» Task description:
Extract each record and reproduce it exactly.

» Data shown:

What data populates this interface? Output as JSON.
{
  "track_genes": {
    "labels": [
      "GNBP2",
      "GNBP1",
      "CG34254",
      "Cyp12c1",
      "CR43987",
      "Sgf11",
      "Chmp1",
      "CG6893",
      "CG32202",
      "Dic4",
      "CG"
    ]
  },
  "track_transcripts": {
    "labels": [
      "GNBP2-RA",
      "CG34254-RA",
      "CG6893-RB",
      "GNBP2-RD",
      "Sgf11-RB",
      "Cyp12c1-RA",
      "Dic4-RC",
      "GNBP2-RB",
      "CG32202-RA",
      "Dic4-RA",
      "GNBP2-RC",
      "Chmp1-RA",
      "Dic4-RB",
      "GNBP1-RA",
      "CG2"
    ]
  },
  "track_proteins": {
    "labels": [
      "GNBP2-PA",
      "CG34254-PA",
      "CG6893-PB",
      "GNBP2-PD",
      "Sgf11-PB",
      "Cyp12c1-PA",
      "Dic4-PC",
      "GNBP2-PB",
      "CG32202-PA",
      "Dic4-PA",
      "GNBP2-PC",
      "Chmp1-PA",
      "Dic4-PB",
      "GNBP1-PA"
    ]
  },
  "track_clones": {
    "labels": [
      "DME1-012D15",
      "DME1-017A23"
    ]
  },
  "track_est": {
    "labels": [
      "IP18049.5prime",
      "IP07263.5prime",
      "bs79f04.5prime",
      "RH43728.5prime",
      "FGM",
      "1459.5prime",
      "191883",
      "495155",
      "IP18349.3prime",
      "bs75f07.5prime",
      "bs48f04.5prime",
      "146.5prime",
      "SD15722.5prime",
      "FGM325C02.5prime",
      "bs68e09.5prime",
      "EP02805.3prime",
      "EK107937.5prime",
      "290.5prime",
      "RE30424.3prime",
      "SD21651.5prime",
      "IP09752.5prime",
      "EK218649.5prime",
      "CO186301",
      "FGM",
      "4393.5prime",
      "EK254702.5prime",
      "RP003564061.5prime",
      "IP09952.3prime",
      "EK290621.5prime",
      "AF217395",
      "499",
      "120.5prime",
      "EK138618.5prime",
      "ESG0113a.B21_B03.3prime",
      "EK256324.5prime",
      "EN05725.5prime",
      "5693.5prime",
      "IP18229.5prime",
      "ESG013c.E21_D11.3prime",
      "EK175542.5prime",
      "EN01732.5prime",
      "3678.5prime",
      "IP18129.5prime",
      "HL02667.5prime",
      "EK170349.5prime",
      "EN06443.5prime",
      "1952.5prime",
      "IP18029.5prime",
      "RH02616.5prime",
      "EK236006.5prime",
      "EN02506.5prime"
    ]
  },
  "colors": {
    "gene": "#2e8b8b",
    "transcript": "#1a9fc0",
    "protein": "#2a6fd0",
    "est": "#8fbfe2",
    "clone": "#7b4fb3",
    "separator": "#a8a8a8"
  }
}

» Answer to the problem:
What data populates this interface? Output as JSON.
{
  "track_genes": {
    "labels": [
      "GNBP2",
      "GNBP1",
      "CG34254",
      "Cyp12c1",
      "CR43987",
      "Sgf11",
      "Chmp1",
      "CG6893",
      "CG32202",
      "Dic4",
      "CG"
    ]
  },
  "track_transcripts": {
    "labels": [
      "GNBP2-RA",
      "CG34254-RA",
      "CG6893-RB",
      "GNBP2-RD",
      "Sgf11-RB",
      "Cyp12c1-RA",
      "Dic4-RC",
      "GNBP2-RB",
      "CG32202-RA",
      "Dic4-RA",
      "GNBP2-RC",
      "Chmp1-RA",
      "Dic4-RB",
      "GNBP1-RA",
      "CG2"
    ]
  },
  "track_proteins": {
    "labels": [
      "GNBP2-PA",
      "CG34254-PA",
      "CG6893-PB",
      "GNBP2-PD",
      "Sgf11-PB",
      "Cyp12c1-PA",
      "Dic4-PC",
      "GNBP2-PB",
      "CG32202-PA",
      "Dic4-PA",
      "GNBP2-PC",
      "Chmp1-PA",
      "Dic4-PB",
      "GNBP1-PA"
    ]
  },
  "track_clones": {
    "labels": [
      "DME1-012D15",
      "DME1-017A23"
    ]
  },
  "track_est": {
    "labels": [
      "IP18049.5prime",
      "IP07263.5prime",
      "bs79f04.5prime",
      "RH43728.5prime",
      "FGM",
      "1459.5prime",
      "191883",
      "495155",
      "IP18349.3prime",
      "bs75f07.5prime",
      "bs48f04.5prime",
      "146.5prime",
      "SD15722.5prime",
      "FGM325C02.5prime",
      "bs68e09.5prime",
      "EP02805.3prime",
      "EK107937.5prime",
      "290.5prime",
      "RE30424.3prime",
      "SD21651.5prime",
      "IP09752.5prime",
      "EK218649.5prime",
      "CO186301",
      "FGM",
      "4393.5prime",
      "EK254702.5prime",
      "RP003564061.5prime",
      "IP09952.3prime",
      "EK290621.5prime",
      "AF217395",
      "499",
      "120.5prime",
      "EK138618.5prime",
      "ESG0113a.B21_B03.3prime",
      "EK256324.5prime",
      "EN05725.5prime",
      "5693.5prime",
      "IP18229.5prime",
      "ESG013c.E21_D11.3prime",
      "EK175542.5prime",
      "EN01732.5prime",
      "3678.5prime",
      "IP18129.5prime",
      "HL02667.5prime",
      "EK170349.5prime",
      "EN06443.5prime",
      "1952.5prime",
      "IP18029.5prime",
      "RH02616.5prime",
      "EK236006.5prime",
      "EN02506.5prime"
    ]
  },
  "colors": {
    "gene": "#2e8b8b",
    "transcript": "#1a9fc0",
    "protein": "#2a6fd0",
    "est": "#8fbfe2",
    "clone": "#7b4fb3",
    "separator": "#a8a8a8"
  }
}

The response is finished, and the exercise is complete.